Texto proporcionado:
↓↓↓

Una cámara con oficio deslumbrante, y que busca reproducir a través de secuencias filmadas bajo el sentido de una estética nostálgica —y en un especial cuidado por hacer sentir mediante la graduación de las luces—, aquella característica y rasgo esencialmente fotográfico.

Ojo con el director de esta película: Tate Taylor (1969) es el autor, entre otras, de cintas como Pretty Ugly People, y de Criadas y señoras; y acá confirma que su rúbrica equivale a la de un realizador de mirada delicada, y reflexión sagaz: la sensibilidad de ciertos giros, e incluso en el comportamiento del elenco, responden a las instrucciones de un conductor en posesión de una idea cinematográfica, y de un plan audiovisual concretos y con fines artísticos decididos.

Filmada en los suburbios del Estado de Nueva York, los fotogramas de este título citan en su composición a un maestro insoslayable de la pintura estadounidense: a Edward Hopper, y a esas telas que escenifican a mujeres sentadas, solas frente a una ventana, en el reflejo de su singularidad, y de sus carencias e ilusiones truncadas.

También, pero de una manera literaria y argumental, esas secuencias apelan a Patricia Highsmith (y a su novela Extraños en un tren), y al cineasta Alfred Hitchcock (por su largometraje La ventana indiscreta, de 1954). Luego, viene la actuación protagónica de Emily Blunt (como Rachel), y de sus “inolvidables” compañeras de plató: Haley Bennett (Megan) y Rebecca Ferguson (Anna).

↑↑↑

Ejercicios propuestos:
1. Imprime sin cambios el fragmento de la reseña que empieza en "Una cámara con" y termina en "fines artísticos decididos.".
2. Reproduce sin cambios las filas de los registros de maquetación, empezando por la primera y terminando en la que contiene "bar [331, 291, 343, 395]", ambas incluidas.
Los registros de maquetación no tienen ninguna relación con la reseña.

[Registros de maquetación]
↓↓↓

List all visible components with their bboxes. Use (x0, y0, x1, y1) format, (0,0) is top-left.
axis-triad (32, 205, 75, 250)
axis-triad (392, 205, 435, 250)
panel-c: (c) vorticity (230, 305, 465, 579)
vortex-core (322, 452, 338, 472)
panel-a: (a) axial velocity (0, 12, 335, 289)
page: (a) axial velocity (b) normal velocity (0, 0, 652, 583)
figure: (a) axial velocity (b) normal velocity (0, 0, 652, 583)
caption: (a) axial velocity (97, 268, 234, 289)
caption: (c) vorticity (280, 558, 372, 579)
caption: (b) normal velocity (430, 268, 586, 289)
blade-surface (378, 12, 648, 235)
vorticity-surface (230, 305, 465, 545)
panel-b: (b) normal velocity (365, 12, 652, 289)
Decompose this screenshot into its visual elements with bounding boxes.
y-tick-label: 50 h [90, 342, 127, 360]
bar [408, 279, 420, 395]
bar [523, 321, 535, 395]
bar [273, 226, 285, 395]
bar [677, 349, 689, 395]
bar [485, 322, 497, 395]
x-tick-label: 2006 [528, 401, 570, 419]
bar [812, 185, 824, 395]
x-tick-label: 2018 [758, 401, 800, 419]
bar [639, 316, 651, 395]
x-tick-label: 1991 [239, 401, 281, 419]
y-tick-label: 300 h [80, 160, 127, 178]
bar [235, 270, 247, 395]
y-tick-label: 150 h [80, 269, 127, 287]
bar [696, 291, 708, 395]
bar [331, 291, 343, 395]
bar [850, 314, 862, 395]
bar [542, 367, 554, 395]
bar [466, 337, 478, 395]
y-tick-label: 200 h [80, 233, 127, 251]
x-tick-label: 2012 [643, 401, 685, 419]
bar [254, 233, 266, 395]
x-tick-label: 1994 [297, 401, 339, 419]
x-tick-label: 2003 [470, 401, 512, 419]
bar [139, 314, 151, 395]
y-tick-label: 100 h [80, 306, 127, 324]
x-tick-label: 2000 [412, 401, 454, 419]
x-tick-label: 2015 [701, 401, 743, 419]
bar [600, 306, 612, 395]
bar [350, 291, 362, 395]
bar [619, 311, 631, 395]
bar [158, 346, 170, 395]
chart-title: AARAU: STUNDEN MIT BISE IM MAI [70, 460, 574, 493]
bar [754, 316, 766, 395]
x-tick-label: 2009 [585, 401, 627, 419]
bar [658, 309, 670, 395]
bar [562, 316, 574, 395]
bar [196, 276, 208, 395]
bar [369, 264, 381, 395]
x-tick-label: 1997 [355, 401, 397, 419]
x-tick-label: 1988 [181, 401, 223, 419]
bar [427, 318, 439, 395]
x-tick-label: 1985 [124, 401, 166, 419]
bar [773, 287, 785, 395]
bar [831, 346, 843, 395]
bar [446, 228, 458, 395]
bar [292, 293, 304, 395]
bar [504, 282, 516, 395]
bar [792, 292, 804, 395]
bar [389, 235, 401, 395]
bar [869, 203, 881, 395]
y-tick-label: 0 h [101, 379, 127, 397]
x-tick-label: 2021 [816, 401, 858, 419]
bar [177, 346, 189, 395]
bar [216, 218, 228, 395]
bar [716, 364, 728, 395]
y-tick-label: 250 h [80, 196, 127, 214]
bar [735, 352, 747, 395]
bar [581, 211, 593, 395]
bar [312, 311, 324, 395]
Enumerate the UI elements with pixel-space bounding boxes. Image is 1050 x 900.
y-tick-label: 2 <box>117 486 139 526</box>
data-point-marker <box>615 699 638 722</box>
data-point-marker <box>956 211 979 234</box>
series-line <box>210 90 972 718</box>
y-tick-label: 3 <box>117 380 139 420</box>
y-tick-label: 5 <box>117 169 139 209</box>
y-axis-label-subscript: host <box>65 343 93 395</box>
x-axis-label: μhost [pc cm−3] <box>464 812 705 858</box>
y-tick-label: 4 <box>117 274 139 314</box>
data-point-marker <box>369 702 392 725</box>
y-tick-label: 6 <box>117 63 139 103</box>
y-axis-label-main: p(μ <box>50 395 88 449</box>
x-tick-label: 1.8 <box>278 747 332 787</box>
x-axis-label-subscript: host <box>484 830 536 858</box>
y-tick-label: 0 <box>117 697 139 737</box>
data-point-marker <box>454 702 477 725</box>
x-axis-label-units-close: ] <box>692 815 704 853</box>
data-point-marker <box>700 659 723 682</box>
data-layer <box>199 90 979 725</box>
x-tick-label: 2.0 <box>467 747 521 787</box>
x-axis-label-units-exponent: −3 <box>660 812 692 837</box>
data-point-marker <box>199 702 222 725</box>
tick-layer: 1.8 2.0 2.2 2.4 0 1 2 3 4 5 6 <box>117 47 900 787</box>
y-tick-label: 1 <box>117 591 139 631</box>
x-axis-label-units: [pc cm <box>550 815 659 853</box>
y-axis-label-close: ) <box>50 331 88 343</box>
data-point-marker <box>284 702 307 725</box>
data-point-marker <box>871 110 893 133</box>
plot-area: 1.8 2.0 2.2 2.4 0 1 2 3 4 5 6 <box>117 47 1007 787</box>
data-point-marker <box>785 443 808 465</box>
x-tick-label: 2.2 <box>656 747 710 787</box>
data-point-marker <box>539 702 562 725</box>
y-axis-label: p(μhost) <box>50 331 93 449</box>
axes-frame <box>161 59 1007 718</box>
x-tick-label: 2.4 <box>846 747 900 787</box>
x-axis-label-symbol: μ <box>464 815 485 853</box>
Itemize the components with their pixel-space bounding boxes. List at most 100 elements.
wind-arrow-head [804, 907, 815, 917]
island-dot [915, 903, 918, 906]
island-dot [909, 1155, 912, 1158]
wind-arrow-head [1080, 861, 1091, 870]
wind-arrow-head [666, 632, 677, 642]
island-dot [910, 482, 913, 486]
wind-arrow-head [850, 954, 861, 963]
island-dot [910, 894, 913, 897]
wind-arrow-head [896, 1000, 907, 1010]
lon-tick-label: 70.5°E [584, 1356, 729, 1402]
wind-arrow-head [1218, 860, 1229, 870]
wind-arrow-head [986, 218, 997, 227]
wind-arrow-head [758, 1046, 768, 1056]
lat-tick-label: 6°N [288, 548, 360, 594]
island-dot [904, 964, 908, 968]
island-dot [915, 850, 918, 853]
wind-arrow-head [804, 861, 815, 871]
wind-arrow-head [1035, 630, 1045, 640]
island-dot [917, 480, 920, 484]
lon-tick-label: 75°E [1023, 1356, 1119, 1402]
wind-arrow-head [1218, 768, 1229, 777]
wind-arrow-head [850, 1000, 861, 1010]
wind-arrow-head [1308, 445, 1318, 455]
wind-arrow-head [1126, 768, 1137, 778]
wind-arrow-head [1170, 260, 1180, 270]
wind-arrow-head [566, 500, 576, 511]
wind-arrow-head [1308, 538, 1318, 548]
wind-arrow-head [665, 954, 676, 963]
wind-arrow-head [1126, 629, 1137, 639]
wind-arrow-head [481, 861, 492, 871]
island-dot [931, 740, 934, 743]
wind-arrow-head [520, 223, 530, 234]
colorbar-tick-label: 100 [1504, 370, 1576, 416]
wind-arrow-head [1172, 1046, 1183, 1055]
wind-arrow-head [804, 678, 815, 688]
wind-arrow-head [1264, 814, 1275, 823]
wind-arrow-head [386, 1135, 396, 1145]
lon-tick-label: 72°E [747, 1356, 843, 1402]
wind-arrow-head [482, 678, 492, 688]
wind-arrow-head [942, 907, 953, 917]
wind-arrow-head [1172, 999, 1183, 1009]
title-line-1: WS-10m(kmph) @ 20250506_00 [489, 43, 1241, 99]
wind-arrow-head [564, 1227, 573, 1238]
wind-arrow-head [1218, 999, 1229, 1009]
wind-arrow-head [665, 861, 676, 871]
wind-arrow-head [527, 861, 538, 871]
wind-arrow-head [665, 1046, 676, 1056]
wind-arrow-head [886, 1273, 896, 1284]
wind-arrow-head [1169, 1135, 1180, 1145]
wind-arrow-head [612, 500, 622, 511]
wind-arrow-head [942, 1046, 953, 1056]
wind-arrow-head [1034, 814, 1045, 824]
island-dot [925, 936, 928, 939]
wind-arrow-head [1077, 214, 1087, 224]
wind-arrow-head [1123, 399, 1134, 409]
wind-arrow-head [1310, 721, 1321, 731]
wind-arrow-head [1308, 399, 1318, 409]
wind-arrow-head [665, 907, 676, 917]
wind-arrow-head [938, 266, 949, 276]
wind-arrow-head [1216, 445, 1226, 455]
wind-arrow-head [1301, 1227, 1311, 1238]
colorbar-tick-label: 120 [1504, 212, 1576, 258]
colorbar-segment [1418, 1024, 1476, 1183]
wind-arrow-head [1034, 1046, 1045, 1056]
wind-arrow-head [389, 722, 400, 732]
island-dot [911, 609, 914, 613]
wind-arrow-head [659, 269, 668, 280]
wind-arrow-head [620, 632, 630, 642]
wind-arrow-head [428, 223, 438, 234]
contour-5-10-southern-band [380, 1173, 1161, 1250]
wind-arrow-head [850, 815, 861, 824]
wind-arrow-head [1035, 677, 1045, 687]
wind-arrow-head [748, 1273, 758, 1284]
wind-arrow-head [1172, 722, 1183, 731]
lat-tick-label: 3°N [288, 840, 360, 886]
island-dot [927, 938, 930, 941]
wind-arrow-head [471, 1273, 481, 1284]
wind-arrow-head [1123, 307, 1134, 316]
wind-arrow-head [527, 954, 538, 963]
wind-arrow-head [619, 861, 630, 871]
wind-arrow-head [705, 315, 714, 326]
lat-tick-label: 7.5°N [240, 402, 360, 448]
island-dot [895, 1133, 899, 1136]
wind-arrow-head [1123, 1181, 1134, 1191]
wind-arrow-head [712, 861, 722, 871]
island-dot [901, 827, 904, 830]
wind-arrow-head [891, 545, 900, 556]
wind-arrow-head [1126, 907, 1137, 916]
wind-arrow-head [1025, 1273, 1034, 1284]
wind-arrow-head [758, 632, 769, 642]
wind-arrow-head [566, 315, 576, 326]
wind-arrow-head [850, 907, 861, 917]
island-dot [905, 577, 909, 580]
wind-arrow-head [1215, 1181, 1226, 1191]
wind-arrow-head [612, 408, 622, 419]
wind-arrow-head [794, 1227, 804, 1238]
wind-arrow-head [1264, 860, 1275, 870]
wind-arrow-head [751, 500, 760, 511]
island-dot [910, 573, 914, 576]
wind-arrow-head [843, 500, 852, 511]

↑↑↑

Respuestas:
1.
Una cámara con oficio deslumbrante, y que busca reproducir a través de secuencias filmadas bajo el sentido de una estética nostálgica —y en un especial cuidado por hacer sentir mediante la graduación de las luces—, aquella característica y rasgo esencialmente fotográfico.

Ojo con el director de esta película: Tate Taylor (1969) es el autor, entre otras, de cintas como Pretty Ugly People, y de Criadas y señoras; y acá confirma que su rúbrica equivale a la de un realizador de mirada delicada, y reflexión sagaz: la sensibilidad de ciertos giros, e incluso en el comportamiento del elenco, responden a las instrucciones de un conductor en posesión de una idea cinematográfica, y de un plan audiovisual concretos y con fines artísticos decididos.

2.
List all visible components with their bboxes. Use (x0, y0, x1, y1) format, (0,0) is top-left.
axis-triad (32, 205, 75, 250)
axis-triad (392, 205, 435, 250)
panel-c: (c) vorticity (230, 305, 465, 579)
vortex-core (322, 452, 338, 472)
panel-a: (a) axial velocity (0, 12, 335, 289)
page: (a) axial velocity (b) normal velocity (0, 0, 652, 583)
figure: (a) axial velocity (b) normal velocity (0, 0, 652, 583)
caption: (a) axial velocity (97, 268, 234, 289)
caption: (c) vorticity (280, 558, 372, 579)
caption: (b) normal velocity (430, 268, 586, 289)
blade-surface (378, 12, 648, 235)
vorticity-surface (230, 305, 465, 545)
panel-b: (b) normal velocity (365, 12, 652, 289)
Decompose this screenshot into its visual elements with bounding boxes.
y-tick-label: 50 h [90, 342, 127, 360]
bar [408, 279, 420, 395]
bar [523, 321, 535, 395]
bar [273, 226, 285, 395]
bar [677, 349, 689, 395]
bar [485, 322, 497, 395]
x-tick-label: 2006 [528, 401, 570, 419]
bar [812, 185, 824, 395]
x-tick-label: 2018 [758, 401, 800, 419]
bar [639, 316, 651, 395]
x-tick-label: 1991 [239, 401, 281, 419]
y-tick-label: 300 h [80, 160, 127, 178]
bar [235, 270, 247, 395]
y-tick-label: 150 h [80, 269, 127, 287]
bar [696, 291, 708, 395]
bar [331, 291, 343, 395]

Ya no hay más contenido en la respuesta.